— Aim —
Write out the records word for word, with no pictures.

[Stored items]
┌────────
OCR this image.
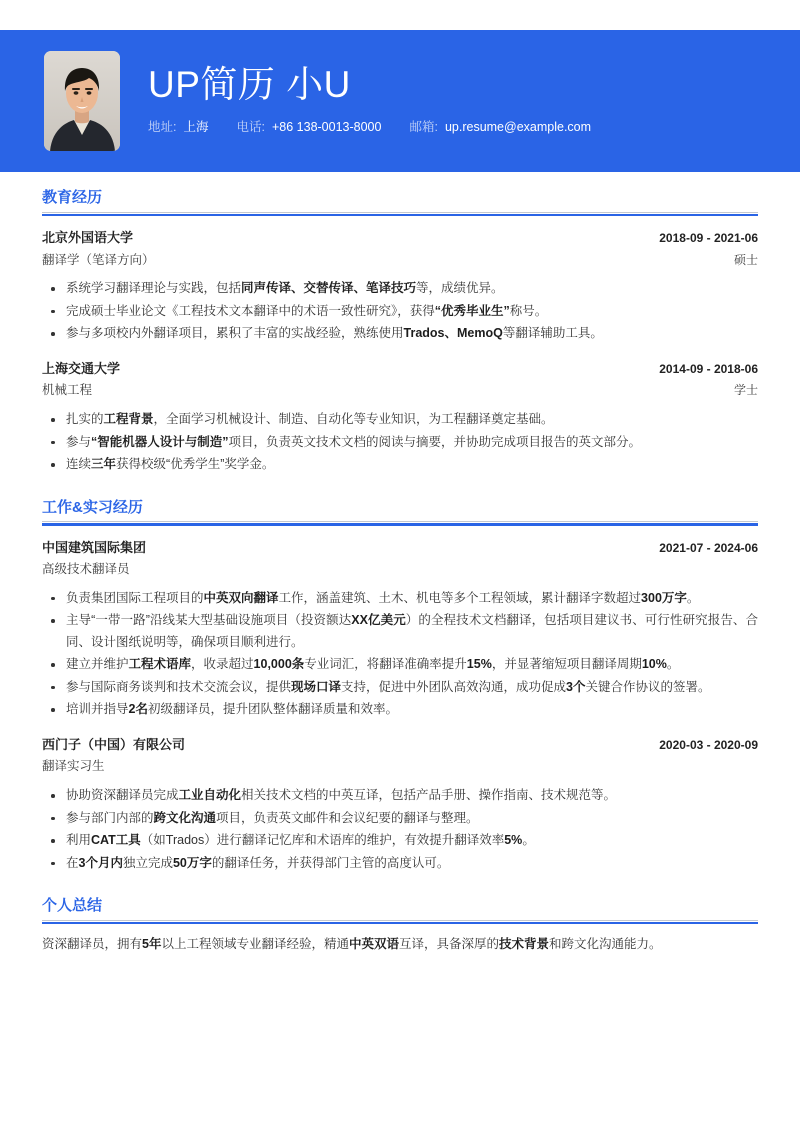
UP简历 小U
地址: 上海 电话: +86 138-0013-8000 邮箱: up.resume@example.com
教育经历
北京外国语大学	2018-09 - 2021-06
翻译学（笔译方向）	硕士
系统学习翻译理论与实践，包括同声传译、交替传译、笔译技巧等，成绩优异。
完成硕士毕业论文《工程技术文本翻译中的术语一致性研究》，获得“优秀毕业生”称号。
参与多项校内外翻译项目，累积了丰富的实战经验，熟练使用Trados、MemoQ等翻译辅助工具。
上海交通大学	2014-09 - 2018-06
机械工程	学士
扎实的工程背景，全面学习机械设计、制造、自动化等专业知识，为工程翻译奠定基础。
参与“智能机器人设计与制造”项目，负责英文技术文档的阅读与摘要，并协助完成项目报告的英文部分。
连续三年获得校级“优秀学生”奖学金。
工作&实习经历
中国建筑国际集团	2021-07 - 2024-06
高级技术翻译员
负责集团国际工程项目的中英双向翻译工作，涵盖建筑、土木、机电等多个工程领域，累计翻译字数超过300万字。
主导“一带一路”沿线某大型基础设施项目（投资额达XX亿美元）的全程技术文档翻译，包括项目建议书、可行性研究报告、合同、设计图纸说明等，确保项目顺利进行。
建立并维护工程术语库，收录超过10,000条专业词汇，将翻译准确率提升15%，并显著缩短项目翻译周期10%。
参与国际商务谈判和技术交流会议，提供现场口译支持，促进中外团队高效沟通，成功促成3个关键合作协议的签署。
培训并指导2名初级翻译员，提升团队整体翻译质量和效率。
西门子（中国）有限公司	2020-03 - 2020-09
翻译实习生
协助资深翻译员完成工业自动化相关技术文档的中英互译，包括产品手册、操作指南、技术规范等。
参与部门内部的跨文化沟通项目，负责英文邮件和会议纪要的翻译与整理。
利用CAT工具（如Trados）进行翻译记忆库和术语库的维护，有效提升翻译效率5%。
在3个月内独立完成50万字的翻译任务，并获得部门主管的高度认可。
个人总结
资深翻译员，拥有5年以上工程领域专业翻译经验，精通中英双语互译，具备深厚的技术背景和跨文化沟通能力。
└────────
— Result for this exercise —
OCR this image.
UP简历 小U
地址: 上海 电话: +86 138-0013-8000 邮箱: up.resume@example.com
教育经历
北京外国语大学	2018-09 - 2021-06
翻译学（笔译方向）	硕士
系统学习翻译理论与实践，包括同声传译、交替传译、笔译技巧等，成绩优异。
完成硕士毕业论文《工程技术文本翻译中的术语一致性研究》，获得“优秀毕业生”称号。
参与多项校内外翻译项目，累积了丰富的实战经验，熟练使用Trados、MemoQ等翻译辅助工具。
上海交通大学	2014-09 - 2018-06
机械工程	学士
扎实的工程背景，全面学习机械设计、制造、自动化等专业知识，为工程翻译奠定基础。
参与“智能机器人设计与制造”项目，负责英文技术文档的阅读与摘要，并协助完成项目报告的英文部分。
连续三年获得校级“优秀学生”奖学金。
工作&实习经历
中国建筑国际集团	2021-07 - 2024-06
高级技术翻译员
负责集团国际工程项目的中英双向翻译工作，涵盖建筑、土木、机电等多个工程领域，累计翻译字数超过300万字。
主导“一带一路”沿线某大型基础设施项目（投资额达XX亿美元）的全程技术文档翻译，包括项目建议书、可行性研究报告、合同、设计图纸说明等，确保项目顺利进行。
建立并维护工程术语库，收录超过10,000条专业词汇，将翻译准确率提升15%，并显著缩短项目翻译周期10%。
参与国际商务谈判和技术交流会议，提供现场口译支持，促进中外团队高效沟通，成功促成3个关键合作协议的签署。
培训并指导2名初级翻译员，提升团队整体翻译质量和效率。
西门子（中国）有限公司	2020-03 - 2020-09
翻译实习生
协助资深翻译员完成工业自动化相关技术文档的中英互译，包括产品手册、操作指南、技术规范等。
参与部门内部的跨文化沟通项目，负责英文邮件和会议纪要的翻译与整理。
利用CAT工具（如Trados）进行翻译记忆库和术语库的维护，有效提升翻译效率5%。
在3个月内独立完成50万字的翻译任务，并获得部门主管的高度认可。
个人总结
资深翻译员，拥有5年以上工程领域专业翻译经验，精通中英双语互译，具备深厚的技术背景和跨文化沟通能力。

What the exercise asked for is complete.